→ Task details
Every entry must be repeated exactly. Exclude all pictures.

○ ○ ○ ○ ○

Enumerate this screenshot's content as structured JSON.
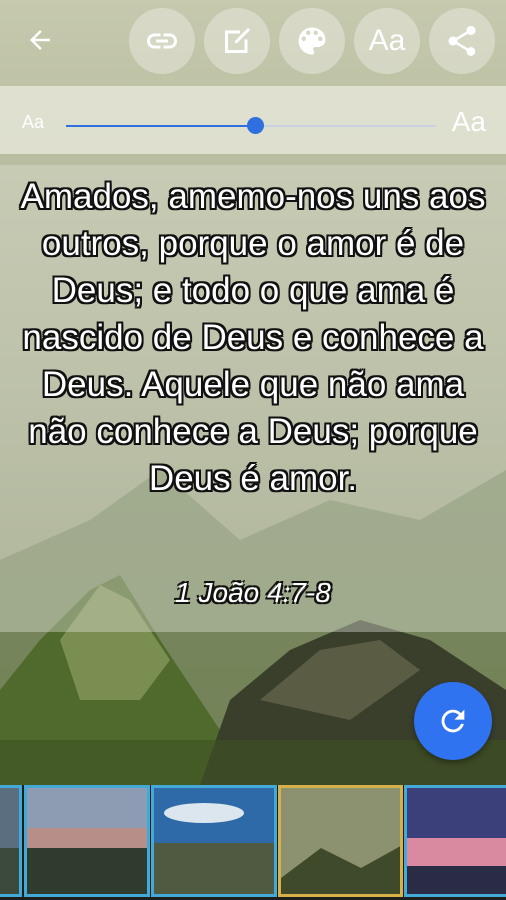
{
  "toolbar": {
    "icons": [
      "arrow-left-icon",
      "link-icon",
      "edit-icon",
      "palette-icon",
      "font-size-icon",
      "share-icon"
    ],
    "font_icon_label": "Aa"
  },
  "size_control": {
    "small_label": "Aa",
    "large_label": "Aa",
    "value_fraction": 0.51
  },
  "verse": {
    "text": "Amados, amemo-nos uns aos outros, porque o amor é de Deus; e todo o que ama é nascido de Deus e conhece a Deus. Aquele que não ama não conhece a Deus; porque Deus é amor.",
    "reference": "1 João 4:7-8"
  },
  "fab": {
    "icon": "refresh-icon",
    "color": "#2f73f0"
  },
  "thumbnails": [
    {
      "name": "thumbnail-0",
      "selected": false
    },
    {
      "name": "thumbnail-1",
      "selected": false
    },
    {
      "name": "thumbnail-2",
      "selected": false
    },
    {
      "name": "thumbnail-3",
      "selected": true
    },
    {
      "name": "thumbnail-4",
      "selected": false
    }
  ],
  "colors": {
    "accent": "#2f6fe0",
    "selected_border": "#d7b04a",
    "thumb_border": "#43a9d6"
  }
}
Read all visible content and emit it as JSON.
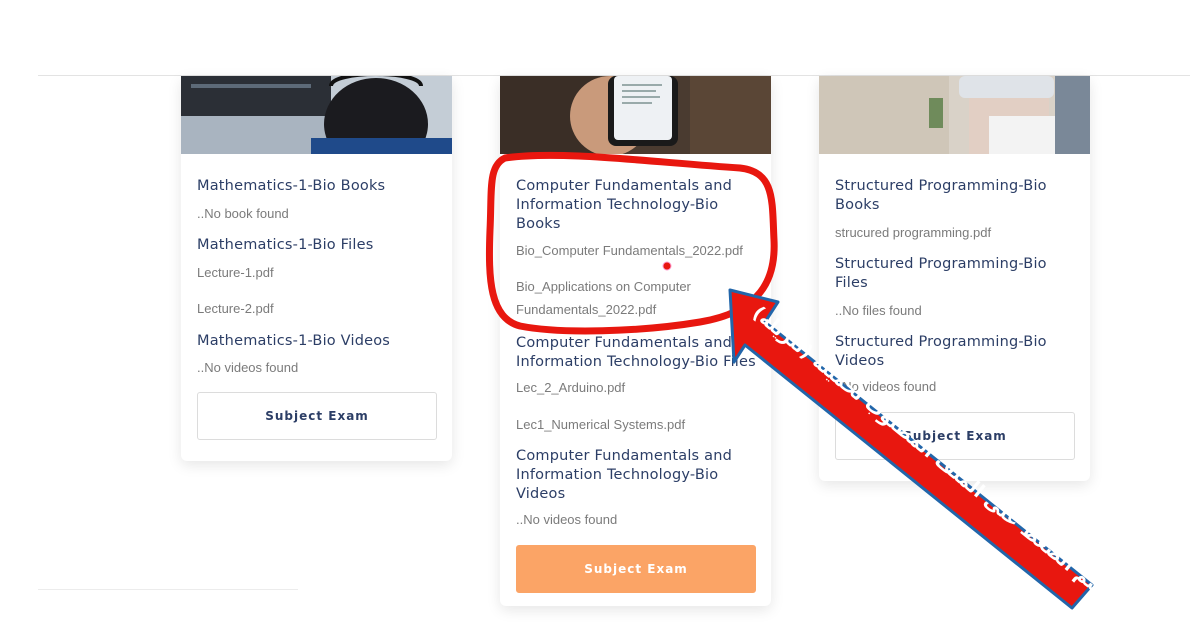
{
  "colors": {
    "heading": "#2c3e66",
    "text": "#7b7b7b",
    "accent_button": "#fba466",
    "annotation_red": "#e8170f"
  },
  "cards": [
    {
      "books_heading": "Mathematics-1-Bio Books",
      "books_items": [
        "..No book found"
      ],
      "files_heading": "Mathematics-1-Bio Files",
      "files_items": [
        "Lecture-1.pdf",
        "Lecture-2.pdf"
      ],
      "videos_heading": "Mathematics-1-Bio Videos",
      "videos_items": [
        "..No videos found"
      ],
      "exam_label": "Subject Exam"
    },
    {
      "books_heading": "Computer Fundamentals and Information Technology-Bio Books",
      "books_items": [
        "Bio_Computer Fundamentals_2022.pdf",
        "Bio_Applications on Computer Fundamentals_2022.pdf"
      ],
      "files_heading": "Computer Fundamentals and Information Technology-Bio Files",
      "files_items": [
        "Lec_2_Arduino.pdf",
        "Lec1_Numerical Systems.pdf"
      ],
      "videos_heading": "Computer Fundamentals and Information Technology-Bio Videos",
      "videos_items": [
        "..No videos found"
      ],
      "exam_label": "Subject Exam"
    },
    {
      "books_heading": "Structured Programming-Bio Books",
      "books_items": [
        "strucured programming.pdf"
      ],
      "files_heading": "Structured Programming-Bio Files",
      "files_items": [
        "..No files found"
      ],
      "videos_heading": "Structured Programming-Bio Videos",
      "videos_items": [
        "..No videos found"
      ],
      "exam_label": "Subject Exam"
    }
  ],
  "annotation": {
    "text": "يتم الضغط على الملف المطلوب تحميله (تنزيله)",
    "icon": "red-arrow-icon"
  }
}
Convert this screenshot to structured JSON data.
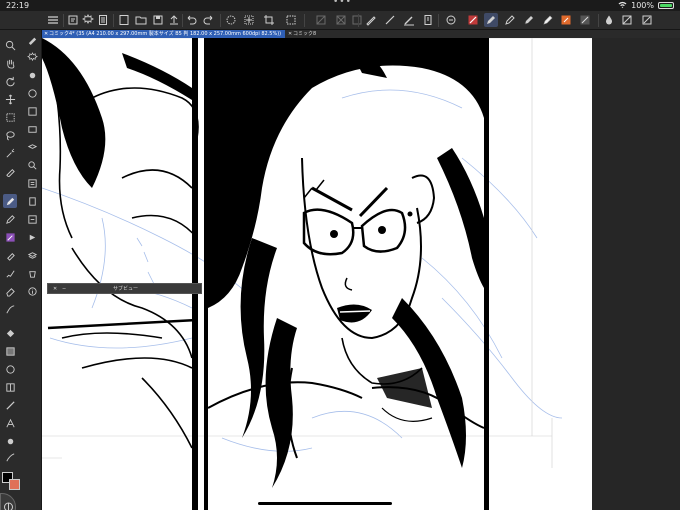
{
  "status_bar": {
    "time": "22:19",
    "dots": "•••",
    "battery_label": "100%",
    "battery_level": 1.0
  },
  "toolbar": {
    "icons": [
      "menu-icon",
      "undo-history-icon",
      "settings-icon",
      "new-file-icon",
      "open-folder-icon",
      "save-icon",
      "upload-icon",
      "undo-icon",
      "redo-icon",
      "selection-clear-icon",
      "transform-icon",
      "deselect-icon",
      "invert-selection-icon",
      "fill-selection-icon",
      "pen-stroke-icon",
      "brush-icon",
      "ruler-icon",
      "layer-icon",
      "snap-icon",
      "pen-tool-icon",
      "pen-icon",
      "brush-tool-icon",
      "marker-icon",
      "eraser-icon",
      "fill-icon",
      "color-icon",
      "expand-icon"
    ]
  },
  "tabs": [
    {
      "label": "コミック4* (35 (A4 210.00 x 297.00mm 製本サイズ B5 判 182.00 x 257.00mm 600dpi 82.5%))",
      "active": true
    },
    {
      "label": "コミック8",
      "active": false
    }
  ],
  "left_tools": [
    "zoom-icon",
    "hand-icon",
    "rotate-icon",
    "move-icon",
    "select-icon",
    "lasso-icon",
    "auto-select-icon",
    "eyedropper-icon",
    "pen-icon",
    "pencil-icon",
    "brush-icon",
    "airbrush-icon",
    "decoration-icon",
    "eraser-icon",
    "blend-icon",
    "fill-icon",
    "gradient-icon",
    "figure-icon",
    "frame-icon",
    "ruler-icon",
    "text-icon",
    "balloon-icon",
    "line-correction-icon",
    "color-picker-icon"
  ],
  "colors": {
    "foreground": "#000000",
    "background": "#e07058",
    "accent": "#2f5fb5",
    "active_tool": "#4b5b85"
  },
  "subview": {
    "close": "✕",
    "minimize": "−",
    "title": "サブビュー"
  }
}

○ ○ ○ ○ ○

→ Answer for this exercise
Enumerate this screenshot's content as structured JSON.
{
  "toolbar": {
    "icons": [
      "arrow-left-icon",
      "link-icon",
      "edit-icon",
      "palette-icon",
      "font-size-icon",
      "share-icon"
    ],
    "font_icon_label": "Aa"
  },
  "size_control": {
    "small_label": "Aa",
    "large_label": "Aa",
    "value_fraction": 0.51
  },
  "verse": {
    "text": "Amados, amemo-nos uns aos outros, porque o amor é de Deus; e todo o que ama é nascido de Deus e conhece a Deus. Aquele que não ama não conhece a Deus; porque Deus é amor.",
    "reference": "1 João 4:7-8"
  },
  "fab": {
    "icon": "refresh-icon",
    "color": "#2f73f0"
  },
  "thumbnails": [
    {
      "name": "thumbnail-0",
      "selected": false
    },
    {
      "name": "thumbnail-1",
      "selected": false
    },
    {
      "name": "thumbnail-2",
      "selected": false
    },
    {
      "name": "thumbnail-3",
      "selected": true
    },
    {
      "name": "thumbnail-4",
      "selected": false
    }
  ],
  "colors": {
    "accent": "#2f6fe0",
    "selected_border": "#d7b04a",
    "thumb_border": "#43a9d6"
  }
}
Read all visible content and emit it as JSON.
{
  "colors": {
    "heading": "#2c3e66",
    "text": "#7b7b7b",
    "accent_button": "#fba466",
    "annotation_red": "#e8170f"
  },
  "cards": [
    {
      "books_heading": "Mathematics-1-Bio Books",
      "books_items": [
        "..No book found"
      ],
      "files_heading": "Mathematics-1-Bio Files",
      "files_items": [
        "Lecture-1.pdf",
        "Lecture-2.pdf"
      ],
      "videos_heading": "Mathematics-1-Bio Videos",
      "videos_items": [
        "..No videos found"
      ],
      "exam_label": "Subject Exam"
    },
    {
      "books_heading": "Computer Fundamentals and Information Technology-Bio Books",
      "books_items": [
        "Bio_Computer Fundamentals_2022.pdf",
        "Bio_Applications on Computer Fundamentals_2022.pdf"
      ],
      "files_heading": "Computer Fundamentals and Information Technology-Bio Files",
      "files_items": [
        "Lec_2_Arduino.pdf",
        "Lec1_Numerical Systems.pdf"
      ],
      "videos_heading": "Computer Fundamentals and Information Technology-Bio Videos",
      "videos_items": [
        "..No videos found"
      ],
      "exam_label": "Subject Exam"
    },
    {
      "books_heading": "Structured Programming-Bio Books",
      "books_items": [
        "strucured programming.pdf"
      ],
      "files_heading": "Structured Programming-Bio Files",
      "files_items": [
        "..No files found"
      ],
      "videos_heading": "Structured Programming-Bio Videos",
      "videos_items": [
        "..No videos found"
      ],
      "exam_label": "Subject Exam"
    }
  ],
  "annotation": {
    "text": "يتم الضغط على الملف المطلوب تحميله (تنزيله)",
    "icon": "red-arrow-icon"
  }
}
Convert this screenshot to structured JSON data.
{
  "status_bar": {
    "time": "22:19",
    "dots": "•••",
    "battery_label": "100%",
    "battery_level": 1.0
  },
  "toolbar": {
    "icons": [
      "menu-icon",
      "undo-history-icon",
      "settings-icon",
      "new-file-icon",
      "open-folder-icon",
      "save-icon",
      "upload-icon",
      "undo-icon",
      "redo-icon",
      "selection-clear-icon",
      "transform-icon",
      "deselect-icon",
      "invert-selection-icon",
      "fill-selection-icon",
      "pen-stroke-icon",
      "brush-icon",
      "ruler-icon",
      "layer-icon",
      "snap-icon",
      "pen-tool-icon",
      "pen-icon",
      "brush-tool-icon",
      "marker-icon",
      "eraser-icon",
      "fill-icon",
      "color-icon",
      "expand-icon"
    ]
  },
  "tabs": [
    {
      "label": "コミック4* (35 (A4 210.00 x 297.00mm 製本サイズ B5 判 182.00 x 257.00mm 600dpi 82.5%))",
      "active": true
    },
    {
      "label": "コミック8",
      "active": false
    }
  ],
  "left_tools": [
    "zoom-icon",
    "hand-icon",
    "rotate-icon",
    "move-icon",
    "select-icon",
    "lasso-icon",
    "auto-select-icon",
    "eyedropper-icon",
    "pen-icon",
    "pencil-icon",
    "brush-icon",
    "airbrush-icon",
    "decoration-icon",
    "eraser-icon",
    "blend-icon",
    "fill-icon",
    "gradient-icon",
    "figure-icon",
    "frame-icon",
    "ruler-icon",
    "text-icon",
    "balloon-icon",
    "line-correction-icon",
    "color-picker-icon"
  ],
  "colors": {
    "foreground": "#000000",
    "background": "#e07058",
    "accent": "#2f5fb5",
    "active_tool": "#4b5b85"
  },
  "subview": {
    "close": "✕",
    "minimize": "−",
    "title": "サブビュー"
  }
}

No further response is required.